• _WHAT IS BEING ASKED_
Search the data for the word "StochRSI". Reproduce every line where it is found.

• _DATA FOR PROCESSING_
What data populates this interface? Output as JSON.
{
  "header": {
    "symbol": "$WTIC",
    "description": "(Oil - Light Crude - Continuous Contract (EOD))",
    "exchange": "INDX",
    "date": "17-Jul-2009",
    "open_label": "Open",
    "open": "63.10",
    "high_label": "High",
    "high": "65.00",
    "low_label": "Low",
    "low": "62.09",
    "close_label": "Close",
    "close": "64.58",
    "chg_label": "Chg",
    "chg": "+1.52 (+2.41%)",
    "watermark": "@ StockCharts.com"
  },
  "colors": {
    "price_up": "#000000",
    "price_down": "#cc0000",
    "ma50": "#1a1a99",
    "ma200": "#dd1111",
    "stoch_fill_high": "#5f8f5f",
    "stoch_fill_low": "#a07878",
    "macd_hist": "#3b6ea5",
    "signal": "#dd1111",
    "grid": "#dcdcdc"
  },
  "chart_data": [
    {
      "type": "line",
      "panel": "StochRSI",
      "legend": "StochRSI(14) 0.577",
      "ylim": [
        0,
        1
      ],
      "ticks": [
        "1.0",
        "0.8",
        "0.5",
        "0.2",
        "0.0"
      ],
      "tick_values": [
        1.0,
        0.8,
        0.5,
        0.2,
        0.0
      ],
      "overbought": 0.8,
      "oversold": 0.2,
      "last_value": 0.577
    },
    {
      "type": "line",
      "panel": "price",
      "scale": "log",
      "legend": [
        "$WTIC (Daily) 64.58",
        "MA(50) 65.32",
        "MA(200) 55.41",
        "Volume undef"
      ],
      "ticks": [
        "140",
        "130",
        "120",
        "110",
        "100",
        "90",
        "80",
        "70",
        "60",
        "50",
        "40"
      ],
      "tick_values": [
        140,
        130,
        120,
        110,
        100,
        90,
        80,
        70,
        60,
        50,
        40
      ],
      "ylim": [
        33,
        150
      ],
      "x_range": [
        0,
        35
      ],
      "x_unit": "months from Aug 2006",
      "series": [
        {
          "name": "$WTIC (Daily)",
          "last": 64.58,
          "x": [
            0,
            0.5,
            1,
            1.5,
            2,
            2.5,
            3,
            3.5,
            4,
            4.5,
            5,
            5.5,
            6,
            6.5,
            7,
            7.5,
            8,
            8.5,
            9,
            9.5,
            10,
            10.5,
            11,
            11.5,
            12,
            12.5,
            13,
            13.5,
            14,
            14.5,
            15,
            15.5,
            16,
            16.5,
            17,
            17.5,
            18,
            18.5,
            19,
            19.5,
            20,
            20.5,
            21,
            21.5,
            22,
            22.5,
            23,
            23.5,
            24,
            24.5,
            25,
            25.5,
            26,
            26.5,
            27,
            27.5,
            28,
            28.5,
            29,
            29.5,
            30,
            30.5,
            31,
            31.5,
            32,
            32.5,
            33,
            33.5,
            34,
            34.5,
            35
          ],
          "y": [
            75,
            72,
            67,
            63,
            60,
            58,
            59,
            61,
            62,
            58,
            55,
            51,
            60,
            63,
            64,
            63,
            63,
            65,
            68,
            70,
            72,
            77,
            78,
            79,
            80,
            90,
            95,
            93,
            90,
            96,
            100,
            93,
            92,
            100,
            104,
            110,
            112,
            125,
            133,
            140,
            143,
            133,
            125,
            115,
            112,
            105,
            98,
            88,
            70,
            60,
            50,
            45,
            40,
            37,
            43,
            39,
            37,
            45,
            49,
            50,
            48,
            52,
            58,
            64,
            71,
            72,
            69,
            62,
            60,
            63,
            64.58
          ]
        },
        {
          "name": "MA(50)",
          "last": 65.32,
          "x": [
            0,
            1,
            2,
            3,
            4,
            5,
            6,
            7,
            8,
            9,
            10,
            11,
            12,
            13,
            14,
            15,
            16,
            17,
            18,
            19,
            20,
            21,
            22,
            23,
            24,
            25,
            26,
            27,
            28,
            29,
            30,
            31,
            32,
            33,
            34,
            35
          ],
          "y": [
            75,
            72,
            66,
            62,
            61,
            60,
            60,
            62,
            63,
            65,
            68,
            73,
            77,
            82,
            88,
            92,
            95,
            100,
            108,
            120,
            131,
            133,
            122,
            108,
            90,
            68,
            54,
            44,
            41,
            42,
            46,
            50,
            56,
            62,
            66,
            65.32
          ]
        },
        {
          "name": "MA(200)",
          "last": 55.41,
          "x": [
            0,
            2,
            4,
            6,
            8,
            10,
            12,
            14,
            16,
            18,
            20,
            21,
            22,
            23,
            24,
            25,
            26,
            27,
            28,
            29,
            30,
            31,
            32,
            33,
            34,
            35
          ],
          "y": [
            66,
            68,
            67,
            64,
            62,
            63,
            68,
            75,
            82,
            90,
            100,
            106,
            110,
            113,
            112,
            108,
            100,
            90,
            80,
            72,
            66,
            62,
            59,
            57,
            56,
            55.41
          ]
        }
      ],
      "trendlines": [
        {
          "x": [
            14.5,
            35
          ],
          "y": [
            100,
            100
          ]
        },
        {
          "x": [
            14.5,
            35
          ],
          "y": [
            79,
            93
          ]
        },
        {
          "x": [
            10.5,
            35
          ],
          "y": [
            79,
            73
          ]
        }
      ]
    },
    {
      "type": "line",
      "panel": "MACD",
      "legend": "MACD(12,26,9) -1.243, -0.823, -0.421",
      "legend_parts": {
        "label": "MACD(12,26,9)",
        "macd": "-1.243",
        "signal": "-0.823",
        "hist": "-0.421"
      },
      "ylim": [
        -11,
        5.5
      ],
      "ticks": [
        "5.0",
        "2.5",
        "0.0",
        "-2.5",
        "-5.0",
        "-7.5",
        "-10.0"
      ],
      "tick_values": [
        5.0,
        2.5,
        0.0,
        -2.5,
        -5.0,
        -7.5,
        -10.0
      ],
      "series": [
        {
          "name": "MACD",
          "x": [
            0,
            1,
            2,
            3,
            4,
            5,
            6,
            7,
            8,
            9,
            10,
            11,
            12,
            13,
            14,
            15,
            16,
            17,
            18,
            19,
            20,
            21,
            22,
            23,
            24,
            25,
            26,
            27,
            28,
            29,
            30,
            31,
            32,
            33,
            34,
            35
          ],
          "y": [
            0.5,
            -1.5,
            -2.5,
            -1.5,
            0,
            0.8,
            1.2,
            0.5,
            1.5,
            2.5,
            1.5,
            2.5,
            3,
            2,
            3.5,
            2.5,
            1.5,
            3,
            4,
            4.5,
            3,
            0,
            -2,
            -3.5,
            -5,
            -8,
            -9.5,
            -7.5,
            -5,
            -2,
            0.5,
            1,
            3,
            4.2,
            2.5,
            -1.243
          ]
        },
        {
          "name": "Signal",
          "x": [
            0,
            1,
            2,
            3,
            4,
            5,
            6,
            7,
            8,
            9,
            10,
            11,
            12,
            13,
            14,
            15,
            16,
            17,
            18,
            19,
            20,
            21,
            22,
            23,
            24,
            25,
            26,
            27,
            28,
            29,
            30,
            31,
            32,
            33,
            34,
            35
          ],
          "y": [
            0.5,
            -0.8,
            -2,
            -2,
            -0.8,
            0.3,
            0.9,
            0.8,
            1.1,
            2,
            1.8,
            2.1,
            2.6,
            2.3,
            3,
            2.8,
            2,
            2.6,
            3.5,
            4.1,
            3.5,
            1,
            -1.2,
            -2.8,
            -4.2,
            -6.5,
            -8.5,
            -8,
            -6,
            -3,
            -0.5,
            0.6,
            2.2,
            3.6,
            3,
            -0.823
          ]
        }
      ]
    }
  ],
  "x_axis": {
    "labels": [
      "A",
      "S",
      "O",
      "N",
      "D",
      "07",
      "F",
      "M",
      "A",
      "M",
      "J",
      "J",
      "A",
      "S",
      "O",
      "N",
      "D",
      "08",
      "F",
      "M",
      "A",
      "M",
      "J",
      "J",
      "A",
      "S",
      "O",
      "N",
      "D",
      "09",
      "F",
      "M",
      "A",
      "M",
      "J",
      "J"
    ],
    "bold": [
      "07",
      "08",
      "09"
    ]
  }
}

• _OUTPUT FOR THIS TASK_
      "panel": "StochRSI",
      "legend": "StochRSI(14) 0.577",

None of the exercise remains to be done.